Let's create all the necessary configuration files for production deployment:

In [None]:
# Create production configuration files
import os
from pathlib import Path

# Create project structure
project_files = {
    'requirements.txt': '''
streamlit>=1.28.0
pandas>=1.5.0
numpy>=1.24.0
plotly>=5.15.0
supabase>=1.0.3
python-dotenv>=1.0.0
psycopg2-binary>=2.9.5
requests>=2.28.0
'''.strip(),
    
    '.streamlit/config.toml': '''
[global]
developmentMode = false
showWarningOnDirectExecution = false

[server]
headless = true
enableCORS = false
enableXsrfProtection = true
maxUploadSize = 200

[browser]
gatherUsageStats = false
serverAddress = "0.0.0.0"
serverPort = 8501

[theme]
primaryColor = "#667eea"
backgroundColor = "#ffffff"
secondaryBackgroundColor = "#f0f2f6"
textColor = "#262730"
font = "sans serif"
''',
    
    '.streamlit/secrets.toml': '''
# Production secrets (example - use actual values in production)
[database]
url = "your-supabase-url"
api_key = "your-supabase-anon-key"
service_role_key = "your-service-role-key"
pool_size = 10

[apis]
google_analytics = "your-ga-key"
datadog_key = "your-datadog-key"
sendgrid_key = "your-sendgrid-key"

[auth]
jwt_secret = "your-jwt-secret"
session_timeout = 3600

[monitoring]
sentry_dsn = "your-sentry-dsn"
log_level = "INFO"
''',
    
    '.env.example': '''
# Environment variables for local development
STREAMLIT_ENV=development
DEBUG=true
APP_VERSION=v2.1.0

# Database
DATABASE_URL=your-supabase-url
DATABASE_API_KEY=your-api-key
DB_POOL_SIZE=5

# External APIs
GOOGLE_ANALYTICS_KEY=your-ga-key
DATADOG_API_KEY=your-datadog-key
SENDGRID_API_KEY=your-sendgrid-key

# Monitoring
SENTRY_DSN=your-sentry-dsn
LOG_LEVEL=DEBUG
''',
    
    'Dockerfile': '''
FROM python:3.9-slim

WORKDIR /app

# Install system dependencies
RUN apt-get update && apt-get install -y \\
    build-essential \\
    curl \\
    software-properties-common \\
    git \\
    && rm -rf /var/lib/apt/lists/*

# Copy requirements first for better caching
COPY requirements.txt .
RUN pip3 install -r requirements.txt

# Copy application code
COPY . .
-*-
**The tasks:**
- 1) In the configuration excerpt, which base image does the Dockerfile start from?
- 2) Write out the configuration excerpt from "# Install system" up to and including "COPY requirements.txt .".
Rely only on the configuration excerpt.
-*-
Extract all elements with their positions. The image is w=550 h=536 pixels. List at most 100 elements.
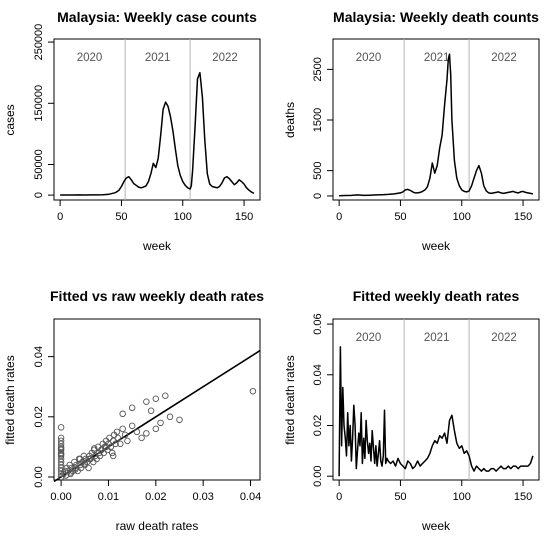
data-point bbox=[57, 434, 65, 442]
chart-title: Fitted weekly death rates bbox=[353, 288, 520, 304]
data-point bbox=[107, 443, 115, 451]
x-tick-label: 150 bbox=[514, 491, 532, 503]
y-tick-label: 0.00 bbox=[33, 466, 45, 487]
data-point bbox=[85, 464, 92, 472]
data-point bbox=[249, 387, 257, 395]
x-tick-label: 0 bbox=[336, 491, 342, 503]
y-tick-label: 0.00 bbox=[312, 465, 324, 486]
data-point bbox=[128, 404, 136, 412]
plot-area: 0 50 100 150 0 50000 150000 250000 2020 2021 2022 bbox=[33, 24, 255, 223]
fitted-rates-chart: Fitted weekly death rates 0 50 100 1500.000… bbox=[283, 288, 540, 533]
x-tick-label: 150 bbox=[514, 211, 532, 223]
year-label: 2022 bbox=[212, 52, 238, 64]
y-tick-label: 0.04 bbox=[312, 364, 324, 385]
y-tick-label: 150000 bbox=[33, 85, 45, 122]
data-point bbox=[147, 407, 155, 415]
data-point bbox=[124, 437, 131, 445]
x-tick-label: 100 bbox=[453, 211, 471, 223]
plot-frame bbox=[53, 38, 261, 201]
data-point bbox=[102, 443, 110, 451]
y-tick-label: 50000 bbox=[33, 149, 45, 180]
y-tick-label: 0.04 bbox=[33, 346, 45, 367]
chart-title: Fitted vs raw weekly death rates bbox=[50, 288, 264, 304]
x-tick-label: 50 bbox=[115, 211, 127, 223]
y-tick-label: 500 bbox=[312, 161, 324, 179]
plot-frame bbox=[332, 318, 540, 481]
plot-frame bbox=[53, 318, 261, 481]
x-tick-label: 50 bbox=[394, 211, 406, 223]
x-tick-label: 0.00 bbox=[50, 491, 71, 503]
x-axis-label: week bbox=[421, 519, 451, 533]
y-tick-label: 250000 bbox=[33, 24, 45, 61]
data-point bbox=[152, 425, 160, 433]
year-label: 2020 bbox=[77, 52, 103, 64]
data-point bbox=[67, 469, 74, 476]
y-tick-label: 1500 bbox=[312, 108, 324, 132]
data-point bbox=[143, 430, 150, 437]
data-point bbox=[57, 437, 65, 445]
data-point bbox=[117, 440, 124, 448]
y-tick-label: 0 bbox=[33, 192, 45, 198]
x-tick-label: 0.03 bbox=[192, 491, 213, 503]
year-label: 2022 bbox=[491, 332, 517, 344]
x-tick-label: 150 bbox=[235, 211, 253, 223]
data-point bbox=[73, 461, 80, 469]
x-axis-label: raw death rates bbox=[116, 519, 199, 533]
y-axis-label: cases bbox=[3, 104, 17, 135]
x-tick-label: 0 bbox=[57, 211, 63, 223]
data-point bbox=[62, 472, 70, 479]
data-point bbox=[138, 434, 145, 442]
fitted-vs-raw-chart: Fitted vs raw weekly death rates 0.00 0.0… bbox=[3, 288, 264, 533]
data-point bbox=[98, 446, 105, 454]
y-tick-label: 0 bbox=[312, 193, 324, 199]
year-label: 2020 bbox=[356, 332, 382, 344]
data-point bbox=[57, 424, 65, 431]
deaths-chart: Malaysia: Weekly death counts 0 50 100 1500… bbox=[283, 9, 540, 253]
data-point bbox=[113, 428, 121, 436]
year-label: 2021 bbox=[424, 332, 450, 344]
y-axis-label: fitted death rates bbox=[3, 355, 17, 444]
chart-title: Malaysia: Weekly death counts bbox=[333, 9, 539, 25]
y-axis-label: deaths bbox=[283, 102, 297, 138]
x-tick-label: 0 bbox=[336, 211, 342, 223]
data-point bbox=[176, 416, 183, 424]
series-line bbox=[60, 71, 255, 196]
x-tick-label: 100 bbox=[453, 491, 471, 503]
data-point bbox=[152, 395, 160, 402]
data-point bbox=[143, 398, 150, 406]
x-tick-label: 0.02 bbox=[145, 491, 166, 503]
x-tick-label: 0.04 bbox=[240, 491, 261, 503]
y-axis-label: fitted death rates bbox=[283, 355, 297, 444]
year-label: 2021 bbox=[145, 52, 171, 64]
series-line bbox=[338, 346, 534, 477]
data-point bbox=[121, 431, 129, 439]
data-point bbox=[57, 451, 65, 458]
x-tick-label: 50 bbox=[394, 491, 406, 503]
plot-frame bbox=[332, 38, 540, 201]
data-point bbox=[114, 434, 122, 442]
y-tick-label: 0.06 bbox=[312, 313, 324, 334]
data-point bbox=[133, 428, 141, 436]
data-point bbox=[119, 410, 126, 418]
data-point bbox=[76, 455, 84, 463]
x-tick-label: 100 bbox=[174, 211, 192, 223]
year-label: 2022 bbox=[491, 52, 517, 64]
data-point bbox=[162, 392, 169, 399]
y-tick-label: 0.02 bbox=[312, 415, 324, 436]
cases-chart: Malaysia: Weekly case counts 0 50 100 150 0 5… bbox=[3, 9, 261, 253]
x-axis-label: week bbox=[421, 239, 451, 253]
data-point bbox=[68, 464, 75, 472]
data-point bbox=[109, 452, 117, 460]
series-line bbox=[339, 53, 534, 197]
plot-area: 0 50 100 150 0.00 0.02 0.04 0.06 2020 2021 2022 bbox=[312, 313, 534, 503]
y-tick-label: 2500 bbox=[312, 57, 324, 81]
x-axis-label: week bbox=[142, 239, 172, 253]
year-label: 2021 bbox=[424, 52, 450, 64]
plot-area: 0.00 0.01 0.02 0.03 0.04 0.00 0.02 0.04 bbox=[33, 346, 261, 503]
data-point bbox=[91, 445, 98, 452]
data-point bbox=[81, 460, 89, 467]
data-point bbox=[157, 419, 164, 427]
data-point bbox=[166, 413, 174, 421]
-*-
**The results:**
- 1) python:3.9-slim

- 2)
# Install system dependencies
RUN apt-get update && apt-get install -y \\
    build-essential \\
    curl \\
    software-properties-common \\
    git \\
    && rm -rf /var/lib/apt/lists/*

# Copy requirements first for better caching
COPY requirements.txt .